**SET PROBLEM:** Extract all lines that hold "name" from the records below.

**SUPPLIED ENTRIES:**
_ _ _ _ _ _ _
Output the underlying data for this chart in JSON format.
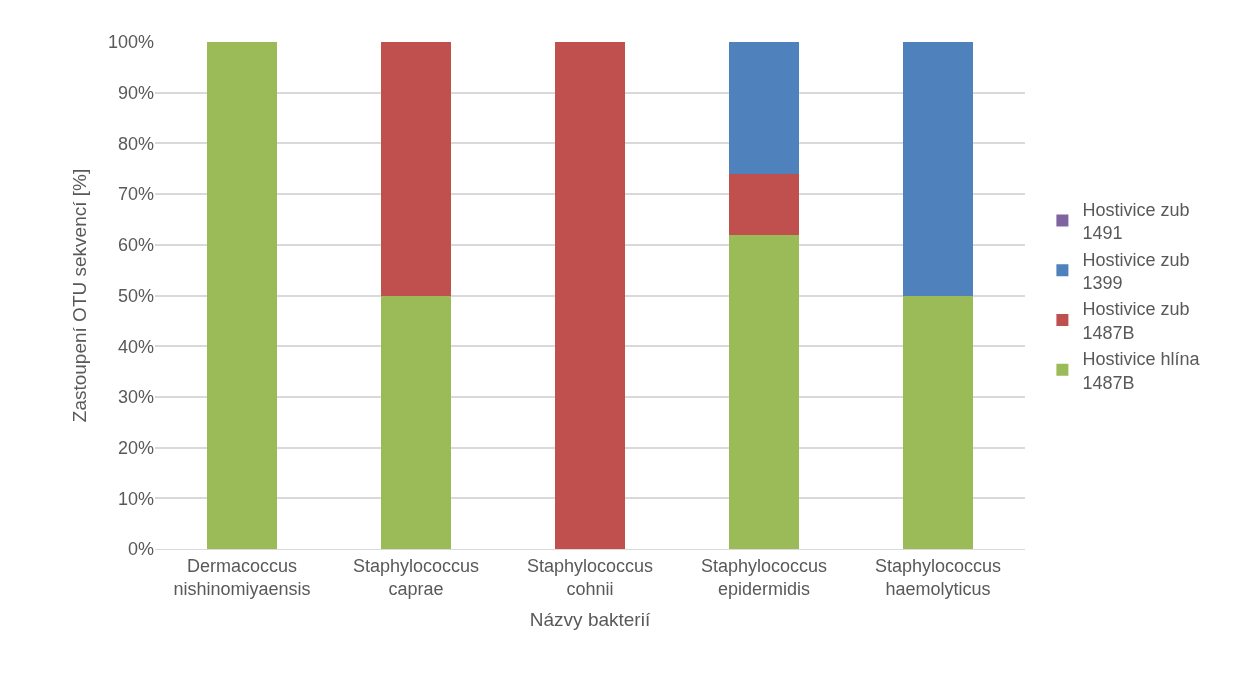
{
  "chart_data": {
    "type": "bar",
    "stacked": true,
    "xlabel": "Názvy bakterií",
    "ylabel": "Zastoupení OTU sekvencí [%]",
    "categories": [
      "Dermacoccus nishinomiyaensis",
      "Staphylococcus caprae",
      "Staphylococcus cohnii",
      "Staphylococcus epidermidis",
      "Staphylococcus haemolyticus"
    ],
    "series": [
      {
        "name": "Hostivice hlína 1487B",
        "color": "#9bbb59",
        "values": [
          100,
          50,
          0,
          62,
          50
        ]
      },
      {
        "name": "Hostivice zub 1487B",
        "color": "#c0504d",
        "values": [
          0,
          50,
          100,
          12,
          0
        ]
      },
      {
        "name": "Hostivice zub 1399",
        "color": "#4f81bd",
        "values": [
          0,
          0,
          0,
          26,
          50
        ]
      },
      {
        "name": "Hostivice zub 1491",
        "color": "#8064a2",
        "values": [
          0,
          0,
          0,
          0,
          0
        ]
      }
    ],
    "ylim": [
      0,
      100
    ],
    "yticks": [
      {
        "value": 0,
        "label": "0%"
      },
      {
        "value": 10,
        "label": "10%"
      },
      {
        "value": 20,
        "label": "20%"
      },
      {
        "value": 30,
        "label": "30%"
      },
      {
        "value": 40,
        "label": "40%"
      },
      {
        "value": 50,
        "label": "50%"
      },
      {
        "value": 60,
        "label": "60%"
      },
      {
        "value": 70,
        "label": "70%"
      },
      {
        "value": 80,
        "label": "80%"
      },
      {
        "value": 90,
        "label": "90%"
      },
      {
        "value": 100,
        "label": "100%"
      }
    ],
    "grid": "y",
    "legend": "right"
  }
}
_ _ _ _ _ _ _
**THE REPLY:**
        "name": "Hostivice hlína 1487B",
        "name": "Hostivice zub 1487B",
        "name": "Hostivice zub 1399",
        "name": "Hostivice zub 1491",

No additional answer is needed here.